# Records for the task start

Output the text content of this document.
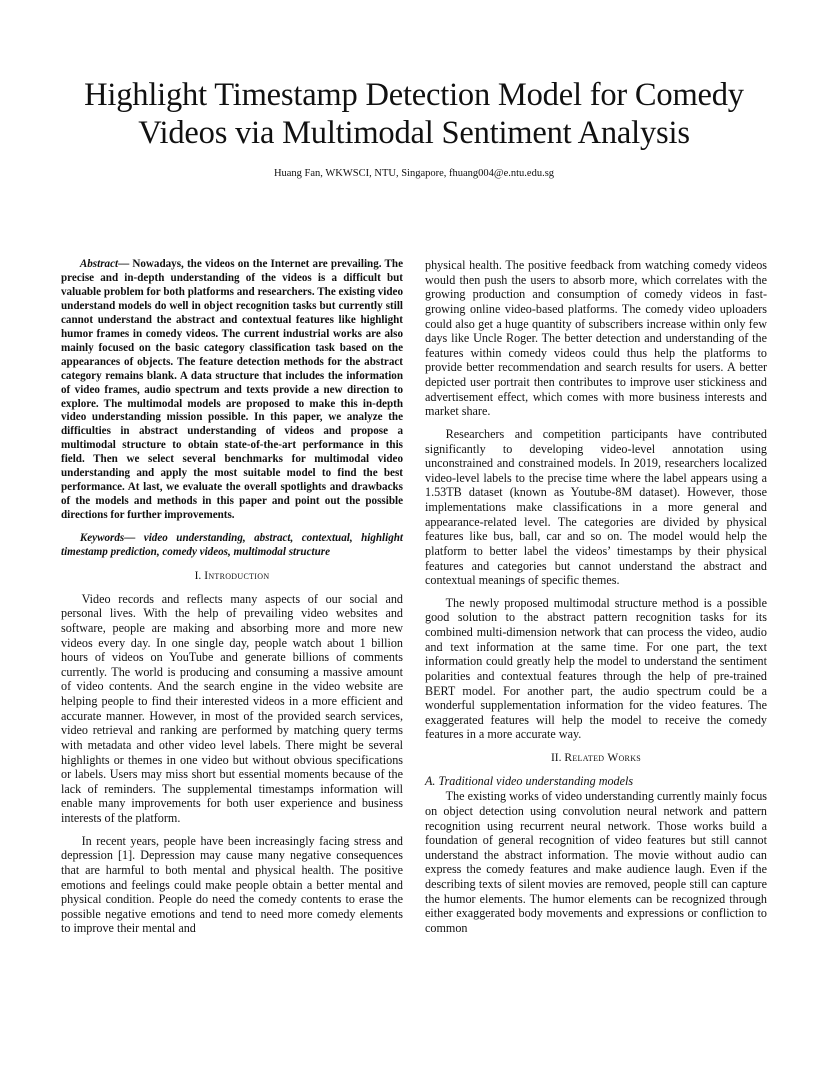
Highlight Timestamp Detection Model for Comedy
Videos via Multimodal Sentiment Analysis

Huang Fan, WKWSCI, NTU, Singapore, fhuang004@e.ntu.edu.sg

Abstract— Nowadays, the videos on the Internet are prevailing. The precise and in-depth understanding of the videos is a difficult but valuable problem for both platforms and researchers. The existing video understand models do well in object recognition tasks but currently still cannot understand the abstract and contextual features like highlight humor frames in comedy videos. The current industrial works are also mainly focused on the basic category classification task based on the appearances of objects. The feature detection methods for the abstract category remains blank. A data structure that includes the information of video frames, audio spectrum and texts provide a new direction to explore. The multimodal models are proposed to make this in-depth video understanding mission possible. In this paper, we analyze the difficulties in abstract understanding of videos and propose a multimodal structure to obtain state-of-the-art performance in this field. Then we select several benchmarks for multimodal video understanding and apply the most suitable model to find the best performance. At last, we evaluate the overall spotlights and drawbacks of the models and methods in this paper and point out the possible directions for further improvements.

Keywords— video understanding, abstract, contextual, highlight timestamp prediction, comedy videos, multimodal structure

I. Introduction

Video records and reflects many aspects of our social and personal lives. With the help of prevailing video websites and software, people are making and absorbing more and more new videos every day. In one single day, people watch about 1 billion hours of videos on YouTube and generate billions of comments currently. The world is producing and consuming a massive amount of video contents. And the search engine in the video website are helping people to find their interested videos in a more efficient and accurate manner. However, in most of the provided search services, video retrieval and ranking are performed by matching query terms with metadata and other video level labels. There might be several highlights or themes in one video but without obvious specifications or labels. Users may miss short but essential moments because of the lack of reminders. The supplemental timestamps information will enable many improvements for both user experience and business interests of the platform.

In recent years, people have been increasingly facing stress and depression [1]. Depression may cause many negative consequences that are harmful to both mental and physical health. The positive emotions and feelings could make people obtain a better mental and physical condition. People do need the comedy contents to erase the possible negative emotions and tend to need more comedy elements to improve their mental and

physical health. The positive feedback from watching comedy videos would then push the users to absorb more, which correlates with the growing production and consumption of comedy videos in fast-growing online video-based platforms. The comedy video uploaders could also get a huge quantity of subscribers increase within only few days like Uncle Roger. The better detection and understanding of the features within comedy videos could thus help the platforms to provide better recommendation and search results for users. A better depicted user portrait then contributes to improve user stickiness and advertisement effect, which comes with more business interests and market share.

Researchers and competition participants have contributed significantly to developing video-level annotation using unconstrained and constrained models. In 2019, researchers localized video-level labels to the precise time where the label appears using a 1.53TB dataset (known as Youtube-8M dataset). However, those implementations make classifications in a more general and appearance-related level. The categories are divided by physical features like bus, ball, car and so on. The model would help the platform to better label the videos’ timestamps by their physical features and categories but cannot understand the abstract and contextual meanings of specific themes.

The newly proposed multimodal structure method is a possible good solution to the abstract pattern recognition tasks for its combined multi-dimension network that can process the video, audio and text information at the same time. For one part, the text information could greatly help the model to understand the sentiment polarities and contextual features through the help of pre-trained BERT model. For another part, the audio spectrum could be a wonderful supplementation information for the video features. The exaggerated features will help the model to receive the comedy features in a more accurate way.

II. Related Works

A. Traditional video understanding models

The existing works of video understanding currently mainly focus on object detection using convolution neural network and pattern recognition using recurrent neural network. Those works build a foundation of general recognition of video features but still cannot understand the abstract information. The movie without audio can express the comedy features and make audience laugh. Even if the describing texts of silent movies are removed, people still can capture the humor elements. The humor elements can be recognized through either exaggerated body movements and expressions or confliction to common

# Records for the task end

### Task requirements
Transcribe every record above exactly as written, leaving out any pictures.

### Task output
Output the text content of this document.
Highlight Timestamp Detection Model for Comedy
Videos via Multimodal Sentiment Analysis

Huang Fan, WKWSCI, NTU, Singapore, fhuang004@e.ntu.edu.sg

Abstract— Nowadays, the videos on the Internet are prevailing. The precise and in-depth understanding of the videos is a difficult but valuable problem for both platforms and researchers. The existing video understand models do well in object recognition tasks but currently still cannot understand the abstract and contextual features like highlight humor frames in comedy videos. The current industrial works are also mainly focused on the basic category classification task based on the appearances of objects. The feature detection methods for the abstract category remains blank. A data structure that includes the information of video frames, audio spectrum and texts provide a new direction to explore. The multimodal models are proposed to make this in-depth video understanding mission possible. In this paper, we analyze the difficulties in abstract understanding of videos and propose a multimodal structure to obtain state-of-the-art performance in this field. Then we select several benchmarks for multimodal video understanding and apply the most suitable model to find the best performance. At last, we evaluate the overall spotlights and drawbacks of the models and methods in this paper and point out the possible directions for further improvements.

Keywords— video understanding, abstract, contextual, highlight timestamp prediction, comedy videos, multimodal structure

I. Introduction

Video records and reflects many aspects of our social and personal lives. With the help of prevailing video websites and software, people are making and absorbing more and more new videos every day. In one single day, people watch about 1 billion hours of videos on YouTube and generate billions of comments currently. The world is producing and consuming a massive amount of video contents. And the search engine in the video website are helping people to find their interested videos in a more efficient and accurate manner. However, in most of the provided search services, video retrieval and ranking are performed by matching query terms with metadata and other video level labels. There might be several highlights or themes in one video but without obvious specifications or labels. Users may miss short but essential moments because of the lack of reminders. The supplemental timestamps information will enable many improvements for both user experience and business interests of the platform.

In recent years, people have been increasingly facing stress and depression [1]. Depression may cause many negative consequences that are harmful to both mental and physical health. The positive emotions and feelings could make people obtain a better mental and physical condition. People do need the comedy contents to erase the possible negative emotions and tend to need more comedy elements to improve their mental and

physical health. The positive feedback from watching comedy videos would then push the users to absorb more, which correlates with the growing production and consumption of comedy videos in fast-growing online video-based platforms. The comedy video uploaders could also get a huge quantity of subscribers increase within only few days like Uncle Roger. The better detection and understanding of the features within comedy videos could thus help the platforms to provide better recommendation and search results for users. A better depicted user portrait then contributes to improve user stickiness and advertisement effect, which comes with more business interests and market share.

Researchers and competition participants have contributed significantly to developing video-level annotation using unconstrained and constrained models. In 2019, researchers localized video-level labels to the precise time where the label appears using a 1.53TB dataset (known as Youtube-8M dataset). However, those implementations make classifications in a more general and appearance-related level. The categories are divided by physical features like bus, ball, car and so on. The model would help the platform to better label the videos’ timestamps by their physical features and categories but cannot understand the abstract and contextual meanings of specific themes.

The newly proposed multimodal structure method is a possible good solution to the abstract pattern recognition tasks for its combined multi-dimension network that can process the video, audio and text information at the same time. For one part, the text information could greatly help the model to understand the sentiment polarities and contextual features through the help of pre-trained BERT model. For another part, the audio spectrum could be a wonderful supplementation information for the video features. The exaggerated features will help the model to receive the comedy features in a more accurate way.

II. Related Works

A. Traditional video understanding models

The existing works of video understanding currently mainly focus on object detection using convolution neural network and pattern recognition using recurrent neural network. Those works build a foundation of general recognition of video features but still cannot understand the abstract information. The movie without audio can express the comedy features and make audience laugh. Even if the describing texts of silent movies are removed, people still can capture the humor elements. The humor elements can be recognized through either exaggerated body movements and expressions or confliction to common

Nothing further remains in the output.